Figure record extracts
***

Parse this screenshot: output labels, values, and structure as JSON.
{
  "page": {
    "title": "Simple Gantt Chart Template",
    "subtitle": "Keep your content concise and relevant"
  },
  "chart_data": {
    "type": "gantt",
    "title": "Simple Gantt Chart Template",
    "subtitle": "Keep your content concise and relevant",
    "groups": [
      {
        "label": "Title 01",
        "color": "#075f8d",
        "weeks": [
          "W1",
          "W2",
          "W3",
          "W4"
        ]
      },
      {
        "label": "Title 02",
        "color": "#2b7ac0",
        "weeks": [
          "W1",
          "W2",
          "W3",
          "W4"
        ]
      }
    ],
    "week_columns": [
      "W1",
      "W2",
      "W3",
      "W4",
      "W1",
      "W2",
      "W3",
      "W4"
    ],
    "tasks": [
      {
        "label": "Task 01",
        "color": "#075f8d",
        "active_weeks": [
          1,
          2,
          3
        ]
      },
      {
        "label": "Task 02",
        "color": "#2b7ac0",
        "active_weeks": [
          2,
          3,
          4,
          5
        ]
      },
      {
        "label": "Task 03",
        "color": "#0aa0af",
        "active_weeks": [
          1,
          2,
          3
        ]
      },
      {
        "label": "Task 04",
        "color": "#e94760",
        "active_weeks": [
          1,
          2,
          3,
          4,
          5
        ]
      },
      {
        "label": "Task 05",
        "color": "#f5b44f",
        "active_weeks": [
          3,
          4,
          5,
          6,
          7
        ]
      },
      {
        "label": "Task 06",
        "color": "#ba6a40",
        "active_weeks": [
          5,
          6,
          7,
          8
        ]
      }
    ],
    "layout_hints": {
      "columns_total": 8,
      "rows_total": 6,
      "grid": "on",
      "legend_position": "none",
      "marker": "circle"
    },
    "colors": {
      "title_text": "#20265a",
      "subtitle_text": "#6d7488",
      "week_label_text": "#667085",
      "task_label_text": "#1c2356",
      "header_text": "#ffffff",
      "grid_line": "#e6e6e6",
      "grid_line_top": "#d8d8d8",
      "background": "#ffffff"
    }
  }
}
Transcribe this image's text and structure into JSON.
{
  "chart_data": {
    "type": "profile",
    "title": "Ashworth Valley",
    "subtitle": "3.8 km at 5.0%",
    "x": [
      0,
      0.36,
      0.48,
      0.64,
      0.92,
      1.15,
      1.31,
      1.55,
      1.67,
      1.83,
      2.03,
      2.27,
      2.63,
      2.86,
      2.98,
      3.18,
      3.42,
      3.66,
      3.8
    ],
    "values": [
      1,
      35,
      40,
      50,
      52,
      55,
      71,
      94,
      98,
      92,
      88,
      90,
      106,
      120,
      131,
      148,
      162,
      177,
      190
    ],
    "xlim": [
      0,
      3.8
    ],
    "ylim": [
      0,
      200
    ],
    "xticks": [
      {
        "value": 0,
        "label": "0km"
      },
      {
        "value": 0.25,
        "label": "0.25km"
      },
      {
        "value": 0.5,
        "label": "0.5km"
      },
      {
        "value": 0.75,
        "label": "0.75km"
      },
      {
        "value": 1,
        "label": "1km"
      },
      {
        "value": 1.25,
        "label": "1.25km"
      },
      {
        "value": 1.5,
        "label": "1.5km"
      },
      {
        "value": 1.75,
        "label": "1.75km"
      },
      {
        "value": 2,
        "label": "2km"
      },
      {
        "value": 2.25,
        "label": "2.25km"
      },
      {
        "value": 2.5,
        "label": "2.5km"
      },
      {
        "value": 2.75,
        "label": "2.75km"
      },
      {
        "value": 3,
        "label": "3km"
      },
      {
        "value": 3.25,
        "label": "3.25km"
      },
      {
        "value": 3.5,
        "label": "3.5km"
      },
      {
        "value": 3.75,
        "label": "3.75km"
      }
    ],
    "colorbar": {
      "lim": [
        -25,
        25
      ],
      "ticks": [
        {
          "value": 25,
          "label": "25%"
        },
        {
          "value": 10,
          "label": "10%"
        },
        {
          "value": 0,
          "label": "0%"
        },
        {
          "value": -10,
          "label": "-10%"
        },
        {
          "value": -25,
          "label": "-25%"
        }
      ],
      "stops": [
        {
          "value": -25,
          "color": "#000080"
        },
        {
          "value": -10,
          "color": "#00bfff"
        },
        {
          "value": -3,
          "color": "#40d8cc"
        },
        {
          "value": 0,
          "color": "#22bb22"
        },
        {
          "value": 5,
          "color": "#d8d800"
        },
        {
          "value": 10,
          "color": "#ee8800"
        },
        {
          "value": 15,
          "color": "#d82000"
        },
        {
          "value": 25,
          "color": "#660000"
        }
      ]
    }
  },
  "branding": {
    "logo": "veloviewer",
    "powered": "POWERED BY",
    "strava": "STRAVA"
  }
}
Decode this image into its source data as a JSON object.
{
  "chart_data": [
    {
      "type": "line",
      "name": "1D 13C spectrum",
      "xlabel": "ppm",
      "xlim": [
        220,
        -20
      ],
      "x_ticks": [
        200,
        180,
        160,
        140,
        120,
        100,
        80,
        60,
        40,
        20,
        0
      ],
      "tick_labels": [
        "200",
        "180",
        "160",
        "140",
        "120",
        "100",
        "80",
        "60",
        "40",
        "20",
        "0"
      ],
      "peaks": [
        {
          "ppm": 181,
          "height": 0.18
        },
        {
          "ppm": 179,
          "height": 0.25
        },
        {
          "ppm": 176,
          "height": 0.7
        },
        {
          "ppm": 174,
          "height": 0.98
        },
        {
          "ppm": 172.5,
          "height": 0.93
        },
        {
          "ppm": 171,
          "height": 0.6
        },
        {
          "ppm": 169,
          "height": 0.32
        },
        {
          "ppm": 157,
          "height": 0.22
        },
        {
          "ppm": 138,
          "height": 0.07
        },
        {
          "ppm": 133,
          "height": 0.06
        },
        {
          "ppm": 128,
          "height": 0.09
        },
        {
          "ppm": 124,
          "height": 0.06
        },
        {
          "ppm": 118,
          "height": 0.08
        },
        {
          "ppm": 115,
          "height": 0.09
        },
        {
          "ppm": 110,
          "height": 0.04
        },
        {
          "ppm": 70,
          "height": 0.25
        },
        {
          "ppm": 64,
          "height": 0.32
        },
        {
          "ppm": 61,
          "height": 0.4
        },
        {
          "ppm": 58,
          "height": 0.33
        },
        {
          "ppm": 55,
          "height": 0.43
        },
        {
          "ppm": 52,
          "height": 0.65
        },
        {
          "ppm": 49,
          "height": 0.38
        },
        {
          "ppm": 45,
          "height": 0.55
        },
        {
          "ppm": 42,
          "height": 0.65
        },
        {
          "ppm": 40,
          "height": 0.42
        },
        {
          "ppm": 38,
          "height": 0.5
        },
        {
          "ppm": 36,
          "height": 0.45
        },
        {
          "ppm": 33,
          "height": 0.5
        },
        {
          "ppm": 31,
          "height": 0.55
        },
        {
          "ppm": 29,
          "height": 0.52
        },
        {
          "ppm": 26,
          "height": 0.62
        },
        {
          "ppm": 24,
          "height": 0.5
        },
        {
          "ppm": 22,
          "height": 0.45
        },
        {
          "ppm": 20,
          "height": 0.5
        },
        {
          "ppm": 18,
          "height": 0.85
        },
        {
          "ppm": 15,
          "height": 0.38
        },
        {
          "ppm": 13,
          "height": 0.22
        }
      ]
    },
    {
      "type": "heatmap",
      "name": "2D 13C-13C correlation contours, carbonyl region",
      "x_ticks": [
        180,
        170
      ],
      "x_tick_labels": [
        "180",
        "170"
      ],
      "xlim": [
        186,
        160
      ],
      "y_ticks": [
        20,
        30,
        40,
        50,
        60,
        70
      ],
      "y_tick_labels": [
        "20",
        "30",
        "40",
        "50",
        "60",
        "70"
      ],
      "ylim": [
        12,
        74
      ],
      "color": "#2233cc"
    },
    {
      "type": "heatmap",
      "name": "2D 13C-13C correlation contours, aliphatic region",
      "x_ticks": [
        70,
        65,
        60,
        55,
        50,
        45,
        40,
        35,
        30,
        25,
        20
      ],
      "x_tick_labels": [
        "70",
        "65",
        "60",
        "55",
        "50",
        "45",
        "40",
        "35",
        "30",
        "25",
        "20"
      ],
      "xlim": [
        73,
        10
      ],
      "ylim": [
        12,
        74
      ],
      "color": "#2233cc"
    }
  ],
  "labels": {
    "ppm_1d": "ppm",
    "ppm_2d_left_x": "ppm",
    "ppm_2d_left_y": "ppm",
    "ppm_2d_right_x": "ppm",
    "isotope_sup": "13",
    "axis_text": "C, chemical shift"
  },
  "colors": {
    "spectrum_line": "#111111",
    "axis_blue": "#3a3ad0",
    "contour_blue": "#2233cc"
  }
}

***

→ THE PROBLEM: List each line in the listing that contains the string "your".

→ OUTPUT BELOW:
    "subtitle": "Keep your content concise and relevant"
    "subtitle": "Keep your content concise and relevant",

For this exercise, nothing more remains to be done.